What to work on
Note each line of the listing that contains the string "jailPosition", and copy it.

=-=-=-=-=

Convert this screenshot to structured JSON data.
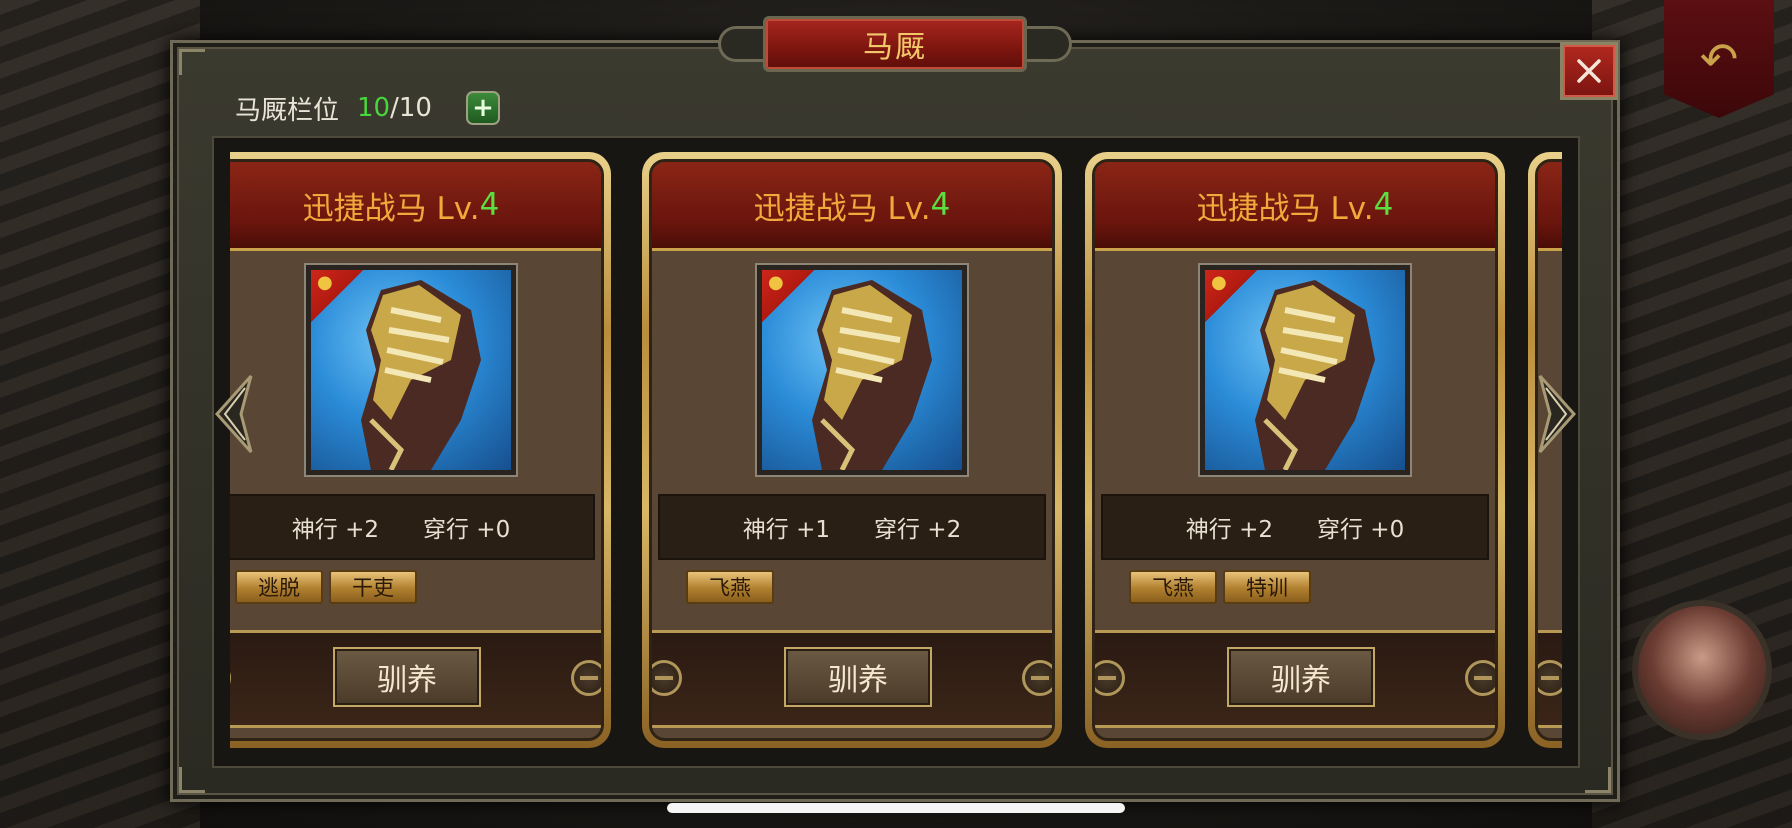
{
  "window": {
    "title": "马厩"
  },
  "header": {
    "slots_label": "马厩栏位",
    "slots_current": "10",
    "slots_max": "/10",
    "add_icon": "plus-icon"
  },
  "close_icon": "close-icon",
  "cards": [
    {
      "name": "迅捷战马 Lv.",
      "level": "4",
      "stat1": "神行 +2",
      "stat2": "穿行 +0",
      "tags": [
        "逃脱",
        "干吏"
      ],
      "action": "驯养"
    },
    {
      "name": "迅捷战马 Lv.",
      "level": "4",
      "stat1": "神行 +1",
      "stat2": "穿行 +2",
      "tags": [
        "飞燕"
      ],
      "action": "驯养"
    },
    {
      "name": "迅捷战马 Lv.",
      "level": "4",
      "stat1": "神行 +2",
      "stat2": "穿行 +0",
      "tags": [
        "飞燕",
        "特训"
      ],
      "action": "驯养"
    }
  ],
  "colors": {
    "accent_gold": "#c9a24a",
    "title_red": "#8a2516",
    "level_green": "#5be042",
    "name_orange": "#f0a93a"
  }
}
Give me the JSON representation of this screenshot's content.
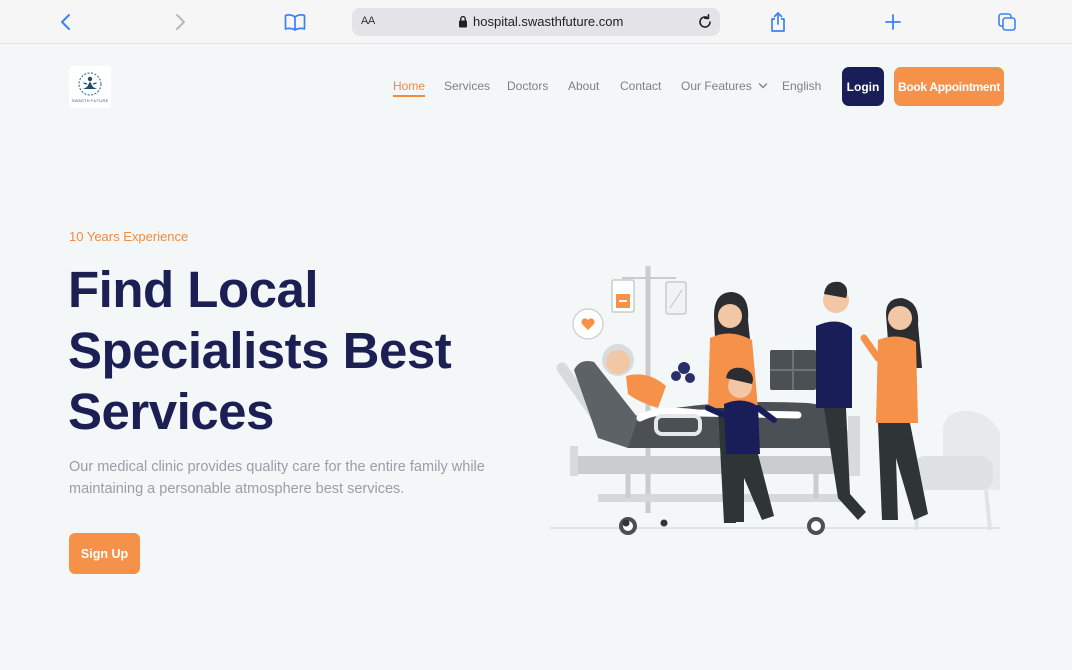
{
  "browser": {
    "url": "hospital.swasthfuture.com",
    "reader_label": "AA"
  },
  "site": {
    "logo_text": "SWASTH FUTURE",
    "nav": [
      {
        "label": "Home",
        "active": true
      },
      {
        "label": "Services"
      },
      {
        "label": "Doctors"
      },
      {
        "label": "About"
      },
      {
        "label": "Contact"
      },
      {
        "label": "Our Features"
      },
      {
        "label": "English"
      }
    ],
    "login_label": "Login",
    "book_label": "Book Appointment"
  },
  "hero": {
    "eyebrow": "10 Years Experience",
    "headline": "Find Local Specialists Best Services",
    "description": "Our medical clinic provides quality care for the entire family while maintaining a personable atmosphere best services.",
    "signup_label": "Sign Up"
  },
  "colors": {
    "accent_orange": "#f6914a",
    "navy": "#191e58",
    "background": "#f3f7f8"
  },
  "icons": [
    "back-icon",
    "forward-icon",
    "bookmarks-icon",
    "lock-icon",
    "reload-icon",
    "share-icon",
    "new-tab-icon",
    "tabs-icon",
    "chevron-down-icon"
  ]
}
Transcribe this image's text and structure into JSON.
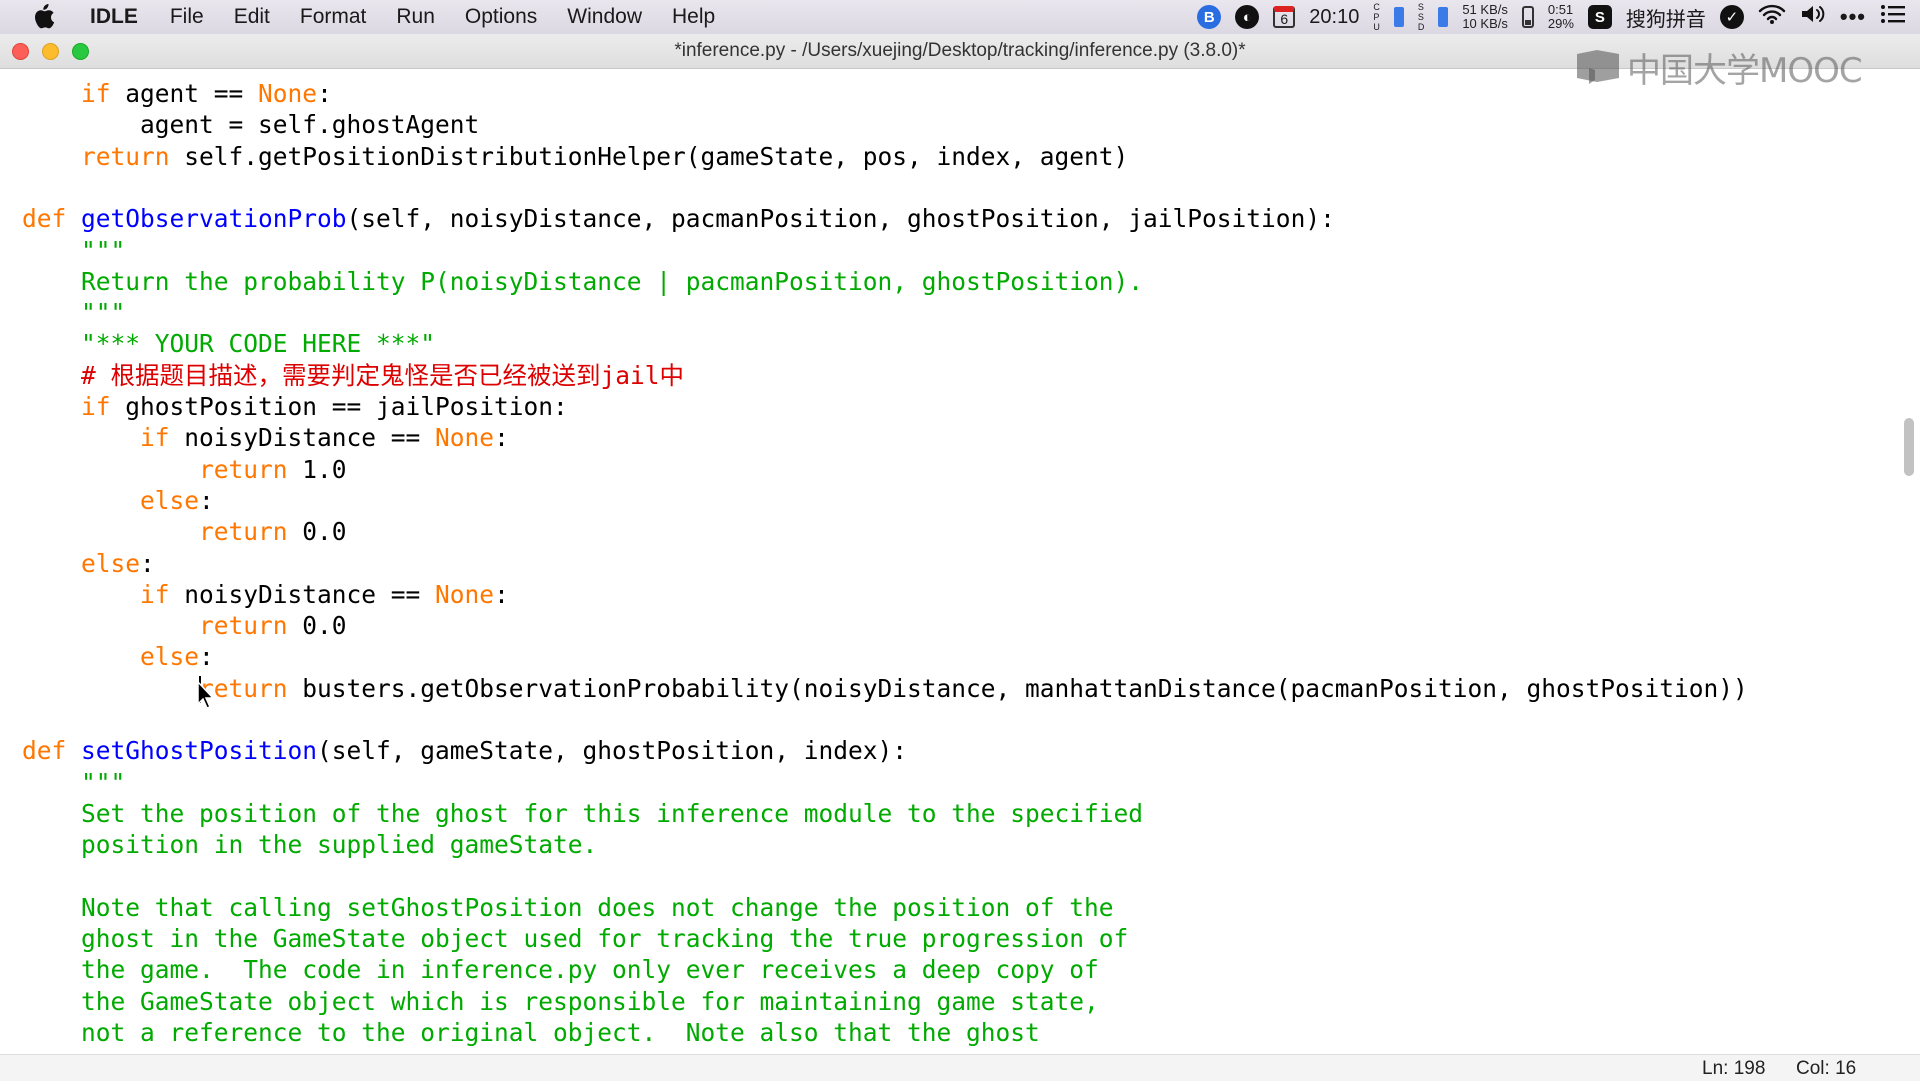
{
  "menubar": {
    "app_name": "IDLE",
    "menus": [
      "File",
      "Edit",
      "Format",
      "Run",
      "Options",
      "Window",
      "Help"
    ],
    "status": {
      "calendar_day": "6",
      "clock": "20:10",
      "net_up": "51 KB/s",
      "net_down": "10 KB/s",
      "battery_time": "0:51",
      "battery_pct": "29%",
      "input_method": "搜狗拼音"
    }
  },
  "window": {
    "title": "*inference.py - /Users/xuejing/Desktop/tracking/inference.py (3.8.0)*"
  },
  "watermark": {
    "text": "中国大学MOOC"
  },
  "statusbar": {
    "line": "Ln: 198",
    "col": "Col: 16"
  },
  "code": [
    [
      [
        "",
        "    if agent == None:"
      ]
    ],
    [
      [
        "",
        "        agent = self.ghostAgent"
      ]
    ],
    [
      [
        "",
        "    return self.getPositionDistributionHelper(gameState, pos, index, agent)"
      ]
    ],
    [],
    [
      [
        "",
        "def getObservationProb(self, noisyDistance, pacmanPosition, ghostPosition, jailPosition):"
      ]
    ],
    [
      [
        "",
        "    \"\"\""
      ]
    ],
    [
      [
        "",
        "    Return the probability P(noisyDistance | pacmanPosition, ghostPosition)."
      ]
    ],
    [
      [
        "",
        "    \"\"\""
      ]
    ],
    [
      [
        "",
        "    \"*** YOUR CODE HERE ***\""
      ]
    ],
    [
      [
        "",
        "    # 根据题目描述，需要判定鬼怪是否已经被送到jail中"
      ]
    ],
    [
      [
        "",
        "    if ghostPosition == jailPosition:"
      ]
    ],
    [
      [
        "",
        "        if noisyDistance == None:"
      ]
    ],
    [
      [
        "",
        "            return 1.0"
      ]
    ],
    [
      [
        "",
        "        else:"
      ]
    ],
    [
      [
        "",
        "            return 0.0"
      ]
    ],
    [
      [
        "",
        "    else:"
      ]
    ],
    [
      [
        "",
        "        if noisyDistance == None:"
      ]
    ],
    [
      [
        "",
        "            return 0.0"
      ]
    ],
    [
      [
        "",
        "        else:"
      ]
    ],
    [
      [
        "",
        "            return busters.getObservationProbability(noisyDistance, manhattanDistance(pacmanPosition, ghostPosition))"
      ]
    ],
    [],
    [
      [
        "",
        "def setGhostPosition(self, gameState, ghostPosition, index):"
      ]
    ],
    [
      [
        "",
        "    \"\"\""
      ]
    ],
    [
      [
        "",
        "    Set the position of the ghost for this inference module to the specified"
      ]
    ],
    [
      [
        "",
        "    position in the supplied gameState."
      ]
    ],
    [],
    [
      [
        "",
        "    Note that calling setGhostPosition does not change the position of the"
      ]
    ],
    [
      [
        "",
        "    ghost in the GameState object used for tracking the true progression of"
      ]
    ],
    [
      [
        "",
        "    the game.  The code in inference.py only ever receives a deep copy of"
      ]
    ],
    [
      [
        "",
        "    the GameState object which is responsible for maintaining game state,"
      ]
    ],
    [
      [
        "",
        "    not a reference to the original object.  Note also that the ghost"
      ]
    ]
  ],
  "colors": {
    "keyword": "#ff7700",
    "definition": "#0000ff",
    "string": "#00aa00",
    "comment": "#dd0000"
  }
}
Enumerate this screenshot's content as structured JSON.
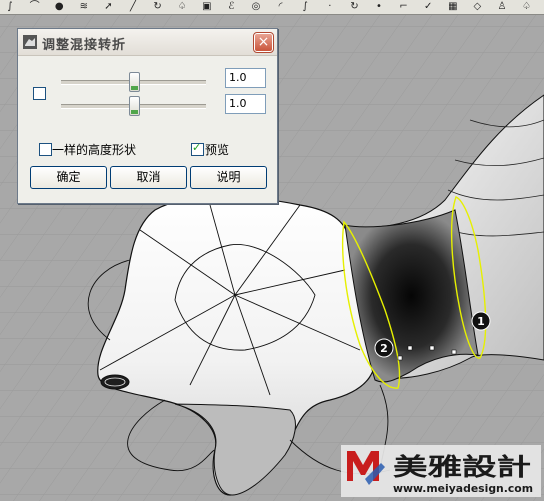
{
  "dialog": {
    "title": "调整混接转折",
    "close_glyph": "×",
    "slider1": {
      "value": 0.5,
      "text": "1.0"
    },
    "slider2": {
      "value": 0.5,
      "text": "1.0"
    },
    "same_height_label": "一样的高度形状",
    "same_height_checked": false,
    "preview_label": "预览",
    "preview_checked": true,
    "lock_checked": false,
    "ok_label": "确定",
    "cancel_label": "取消",
    "help_label": "说明"
  },
  "markers": [
    {
      "label": "1"
    },
    {
      "label": "2"
    }
  ],
  "watermark": {
    "brand_name": "美雅設計",
    "url": "www.meiyadesign.com",
    "accent_color": "#c81d1d"
  },
  "colors": {
    "viewport_bg": "#a8a8a8",
    "grid_line": "#9a9a9a",
    "curve_highlight": "#e6f000"
  },
  "toolbar_icons": [
    "curve-icon",
    "arc-icon",
    "sphere-icon",
    "layers-icon",
    "arrow-icon",
    "line-icon",
    "rotate-icon",
    "lamp-icon",
    "cube-icon",
    "sweep-icon",
    "pipe-icon",
    "fillet-icon",
    "curve-icon",
    "dot-icon",
    "rotate-icon",
    "point-icon",
    "vertex-icon",
    "check-icon",
    "mesh-icon",
    "diamond-icon",
    "person-icon",
    "lamp-icon"
  ]
}
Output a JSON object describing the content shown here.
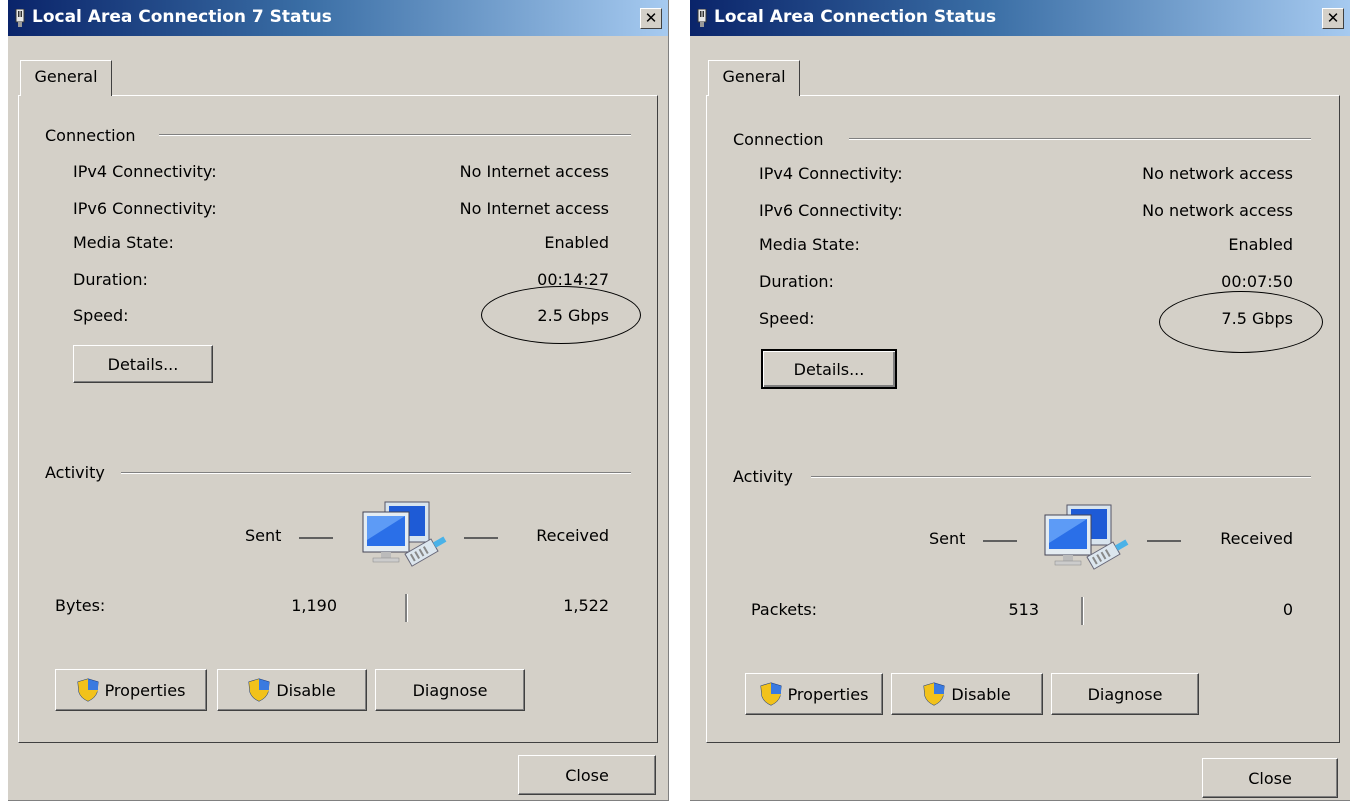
{
  "dialogs": [
    {
      "title": "Local Area Connection 7 Status",
      "close_glyph": "✕",
      "tab": "General",
      "connection_heading": "Connection",
      "rows": [
        {
          "label": "IPv4 Connectivity:",
          "value": "No Internet access"
        },
        {
          "label": "IPv6 Connectivity:",
          "value": "No Internet access"
        },
        {
          "label": "Media State:",
          "value": "Enabled"
        },
        {
          "label": "Duration:",
          "value": "00:14:27"
        },
        {
          "label": "Speed:",
          "value": "2.5 Gbps"
        }
      ],
      "details_button": "Details...",
      "activity_heading": "Activity",
      "sent_label": "Sent",
      "received_label": "Received",
      "counter_label": "Bytes:",
      "sent_value": "1,190",
      "received_value": "1,522",
      "properties_button": "Properties",
      "disable_button": "Disable",
      "diagnose_button": "Diagnose",
      "close_button": "Close"
    },
    {
      "title": "Local Area Connection Status",
      "close_glyph": "✕",
      "tab": "General",
      "connection_heading": "Connection",
      "rows": [
        {
          "label": "IPv4 Connectivity:",
          "value": "No network access"
        },
        {
          "label": "IPv6 Connectivity:",
          "value": "No network access"
        },
        {
          "label": "Media State:",
          "value": "Enabled"
        },
        {
          "label": "Duration:",
          "value": "00:07:50"
        },
        {
          "label": "Speed:",
          "value": "7.5 Gbps"
        }
      ],
      "details_button": "Details...",
      "activity_heading": "Activity",
      "sent_label": "Sent",
      "received_label": "Received",
      "counter_label": "Packets:",
      "sent_value": "513",
      "received_value": "0",
      "properties_button": "Properties",
      "disable_button": "Disable",
      "diagnose_button": "Diagnose",
      "close_button": "Close"
    }
  ],
  "icons": {
    "title": "network-adapter-icon",
    "shield": "uac-shield-icon",
    "activity": "network-computers-icon"
  },
  "colors": {
    "dialog_bg": "#d4d0c8",
    "titlebar_start": "#0a246a",
    "titlebar_end": "#a6caf0"
  }
}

=-=-=-=-=

Result of the task
        "def getObservationProb(self, noisyDistance, pacmanPosition, ghostPosition, jailPosition):"
        "    if ghostPosition == jailPosition:"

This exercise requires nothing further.